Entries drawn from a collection
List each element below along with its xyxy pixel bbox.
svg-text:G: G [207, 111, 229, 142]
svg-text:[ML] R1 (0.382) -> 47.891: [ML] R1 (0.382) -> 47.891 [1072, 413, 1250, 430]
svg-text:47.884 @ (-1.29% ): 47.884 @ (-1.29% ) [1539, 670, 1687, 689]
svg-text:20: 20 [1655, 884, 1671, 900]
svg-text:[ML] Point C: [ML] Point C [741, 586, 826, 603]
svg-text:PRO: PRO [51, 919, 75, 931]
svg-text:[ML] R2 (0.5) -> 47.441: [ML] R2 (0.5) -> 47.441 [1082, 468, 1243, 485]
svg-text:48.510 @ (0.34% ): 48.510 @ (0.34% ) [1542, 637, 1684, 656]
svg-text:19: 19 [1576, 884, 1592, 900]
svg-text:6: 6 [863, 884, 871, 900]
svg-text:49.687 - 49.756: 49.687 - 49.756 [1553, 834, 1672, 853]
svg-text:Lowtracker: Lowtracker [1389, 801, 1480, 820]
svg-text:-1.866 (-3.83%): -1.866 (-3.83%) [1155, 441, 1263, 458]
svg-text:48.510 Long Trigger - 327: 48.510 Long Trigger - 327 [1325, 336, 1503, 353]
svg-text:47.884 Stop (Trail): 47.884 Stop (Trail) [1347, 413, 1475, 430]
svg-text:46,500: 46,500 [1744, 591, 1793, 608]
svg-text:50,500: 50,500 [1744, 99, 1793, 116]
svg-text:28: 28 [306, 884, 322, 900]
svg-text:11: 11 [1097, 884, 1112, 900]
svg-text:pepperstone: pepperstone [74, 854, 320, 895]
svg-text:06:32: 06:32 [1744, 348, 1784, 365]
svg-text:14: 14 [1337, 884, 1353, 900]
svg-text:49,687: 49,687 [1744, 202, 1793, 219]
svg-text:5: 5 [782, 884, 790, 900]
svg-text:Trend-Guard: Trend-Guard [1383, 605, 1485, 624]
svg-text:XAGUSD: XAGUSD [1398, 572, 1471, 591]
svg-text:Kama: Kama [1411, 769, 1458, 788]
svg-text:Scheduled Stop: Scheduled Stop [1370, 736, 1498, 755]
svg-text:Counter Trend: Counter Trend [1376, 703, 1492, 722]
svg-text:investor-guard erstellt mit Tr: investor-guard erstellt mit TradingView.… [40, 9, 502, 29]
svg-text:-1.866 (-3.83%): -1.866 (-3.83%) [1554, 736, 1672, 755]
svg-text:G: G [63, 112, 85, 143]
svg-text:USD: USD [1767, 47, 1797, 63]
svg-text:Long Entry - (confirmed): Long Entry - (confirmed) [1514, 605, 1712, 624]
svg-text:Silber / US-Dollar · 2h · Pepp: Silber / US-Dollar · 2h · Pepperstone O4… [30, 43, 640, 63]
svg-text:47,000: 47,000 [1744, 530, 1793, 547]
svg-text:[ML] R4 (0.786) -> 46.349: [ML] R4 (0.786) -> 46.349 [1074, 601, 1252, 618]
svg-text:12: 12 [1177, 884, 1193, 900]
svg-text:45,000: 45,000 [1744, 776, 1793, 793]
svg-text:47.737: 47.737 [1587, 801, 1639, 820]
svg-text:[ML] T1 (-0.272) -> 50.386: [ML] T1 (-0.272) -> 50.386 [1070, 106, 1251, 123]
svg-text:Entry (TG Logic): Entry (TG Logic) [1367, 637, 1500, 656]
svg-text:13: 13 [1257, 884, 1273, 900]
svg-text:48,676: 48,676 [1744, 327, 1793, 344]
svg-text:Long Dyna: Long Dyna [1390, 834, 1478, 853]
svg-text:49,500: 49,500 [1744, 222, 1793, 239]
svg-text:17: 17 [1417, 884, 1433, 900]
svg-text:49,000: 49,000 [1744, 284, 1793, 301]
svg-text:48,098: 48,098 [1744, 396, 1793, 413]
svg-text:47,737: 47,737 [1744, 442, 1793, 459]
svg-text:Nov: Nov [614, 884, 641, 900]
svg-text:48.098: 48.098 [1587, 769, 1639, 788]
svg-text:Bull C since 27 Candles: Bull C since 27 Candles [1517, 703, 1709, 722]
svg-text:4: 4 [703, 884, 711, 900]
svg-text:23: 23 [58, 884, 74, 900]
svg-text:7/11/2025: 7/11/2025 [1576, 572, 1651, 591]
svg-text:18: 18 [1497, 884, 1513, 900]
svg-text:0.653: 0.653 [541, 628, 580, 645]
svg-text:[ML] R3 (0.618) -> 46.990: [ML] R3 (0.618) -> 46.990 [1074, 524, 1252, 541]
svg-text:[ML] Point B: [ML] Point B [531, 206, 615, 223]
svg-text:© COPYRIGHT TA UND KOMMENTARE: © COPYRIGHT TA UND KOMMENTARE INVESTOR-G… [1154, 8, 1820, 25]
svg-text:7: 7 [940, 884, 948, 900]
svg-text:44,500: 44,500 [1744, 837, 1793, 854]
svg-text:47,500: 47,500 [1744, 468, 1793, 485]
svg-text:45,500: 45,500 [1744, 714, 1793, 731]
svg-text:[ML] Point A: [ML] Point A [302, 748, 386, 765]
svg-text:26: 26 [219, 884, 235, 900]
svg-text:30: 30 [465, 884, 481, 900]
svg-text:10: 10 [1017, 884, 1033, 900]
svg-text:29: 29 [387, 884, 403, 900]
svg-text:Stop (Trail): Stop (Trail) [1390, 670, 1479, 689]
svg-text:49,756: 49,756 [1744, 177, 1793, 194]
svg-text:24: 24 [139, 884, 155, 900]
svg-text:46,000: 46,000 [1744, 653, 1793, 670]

* EXERCISE AIM
Please copy out every line of the records above, character for character.

* THE SOLUTION
List each element below along with its xyxy pixel bbox.
svg-text:G: G [207, 111, 229, 142]
svg-text:[ML] R1 (0.382) -> 47.891: [ML] R1 (0.382) -> 47.891 [1072, 413, 1250, 430]
svg-text:47.884 @ (-1.29% ): 47.884 @ (-1.29% ) [1539, 670, 1687, 689]
svg-text:20: 20 [1655, 884, 1671, 900]
svg-text:[ML] Point C: [ML] Point C [741, 586, 826, 603]
svg-text:PRO: PRO [51, 919, 75, 931]
svg-text:[ML] R2 (0.5) -> 47.441: [ML] R2 (0.5) -> 47.441 [1082, 468, 1243, 485]
svg-text:48.510 @ (0.34% ): 48.510 @ (0.34% ) [1542, 637, 1684, 656]
svg-text:19: 19 [1576, 884, 1592, 900]
svg-text:6: 6 [863, 884, 871, 900]
svg-text:49.687 - 49.756: 49.687 - 49.756 [1553, 834, 1672, 853]
svg-text:Lowtracker: Lowtracker [1389, 801, 1480, 820]
svg-text:-1.866 (-3.83%): -1.866 (-3.83%) [1155, 441, 1263, 458]
svg-text:48.510 Long Trigger - 327: 48.510 Long Trigger - 327 [1325, 336, 1503, 353]
svg-text:47.884 Stop (Trail): 47.884 Stop (Trail) [1347, 413, 1475, 430]
svg-text:46,500: 46,500 [1744, 591, 1793, 608]
svg-text:50,500: 50,500 [1744, 99, 1793, 116]
svg-text:28: 28 [306, 884, 322, 900]
svg-text:11: 11 [1097, 884, 1112, 900]
svg-text:pepperstone: pepperstone [74, 854, 320, 895]
svg-text:06:32: 06:32 [1744, 348, 1784, 365]
svg-text:14: 14 [1337, 884, 1353, 900]
svg-text:49,687: 49,687 [1744, 202, 1793, 219]
svg-text:5: 5 [782, 884, 790, 900]
svg-text:Trend-Guard: Trend-Guard [1383, 605, 1485, 624]
svg-text:XAGUSD: XAGUSD [1398, 572, 1471, 591]
svg-text:Kama: Kama [1411, 769, 1458, 788]
svg-text:Scheduled Stop: Scheduled Stop [1370, 736, 1498, 755]
svg-text:Counter Trend: Counter Trend [1376, 703, 1492, 722]
svg-text:investor-guard erstellt mit Tr: investor-guard erstellt mit TradingView.… [40, 9, 502, 29]
svg-text:-1.866 (-3.83%): -1.866 (-3.83%) [1554, 736, 1672, 755]
svg-text:G: G [63, 112, 85, 143]
svg-text:USD: USD [1767, 47, 1797, 63]
svg-text:Long Entry - (confirmed): Long Entry - (confirmed) [1514, 605, 1712, 624]
svg-text:Silber / US-Dollar · 2h · Pepp: Silber / US-Dollar · 2h · Pepperstone O4… [30, 43, 640, 63]
svg-text:47,000: 47,000 [1744, 530, 1793, 547]
svg-text:[ML] R4 (0.786) -> 46.349: [ML] R4 (0.786) -> 46.349 [1074, 601, 1252, 618]
svg-text:12: 12 [1177, 884, 1193, 900]
svg-text:45,000: 45,000 [1744, 776, 1793, 793]
svg-text:47.737: 47.737 [1587, 801, 1639, 820]
svg-text:[ML] T1 (-0.272) -> 50.386: [ML] T1 (-0.272) -> 50.386 [1070, 106, 1251, 123]
svg-text:Entry (TG Logic): Entry (TG Logic) [1367, 637, 1500, 656]
svg-text:13: 13 [1257, 884, 1273, 900]
svg-text:48,676: 48,676 [1744, 327, 1793, 344]
svg-text:Long Dyna: Long Dyna [1390, 834, 1478, 853]
svg-text:49,500: 49,500 [1744, 222, 1793, 239]
svg-text:17: 17 [1417, 884, 1433, 900]
svg-text:49,000: 49,000 [1744, 284, 1793, 301]
svg-text:48,098: 48,098 [1744, 396, 1793, 413]
svg-text:47,737: 47,737 [1744, 442, 1793, 459]
svg-text:Nov: Nov [614, 884, 641, 900]
svg-text:48.098: 48.098 [1587, 769, 1639, 788]
svg-text:Bull C since 27 Candles: Bull C since 27 Candles [1517, 703, 1709, 722]
svg-text:4: 4 [703, 884, 711, 900]
svg-text:23: 23 [58, 884, 74, 900]
svg-text:7/11/2025: 7/11/2025 [1576, 572, 1651, 591]
svg-text:18: 18 [1497, 884, 1513, 900]
svg-text:0.653: 0.653 [541, 628, 580, 645]
svg-text:[ML] R3 (0.618) -> 46.990: [ML] R3 (0.618) -> 46.990 [1074, 524, 1252, 541]
svg-text:[ML] Point B: [ML] Point B [531, 206, 615, 223]
svg-text:© COPYRIGHT TA UND KOMMENTARE: © COPYRIGHT TA UND KOMMENTARE INVESTOR-G… [1154, 8, 1820, 25]
svg-text:7: 7 [940, 884, 948, 900]
svg-text:44,500: 44,500 [1744, 837, 1793, 854]
svg-text:47,500: 47,500 [1744, 468, 1793, 485]
svg-text:45,500: 45,500 [1744, 714, 1793, 731]
svg-text:[ML] Point A: [ML] Point A [302, 748, 386, 765]
svg-text:26: 26 [219, 884, 235, 900]
svg-text:30: 30 [465, 884, 481, 900]
svg-text:10: 10 [1017, 884, 1033, 900]
svg-text:29: 29 [387, 884, 403, 900]
svg-text:Stop (Trail): Stop (Trail) [1390, 670, 1479, 689]
svg-text:49,756: 49,756 [1744, 177, 1793, 194]
svg-text:24: 24 [139, 884, 155, 900]
svg-text:46,000: 46,000 [1744, 653, 1793, 670]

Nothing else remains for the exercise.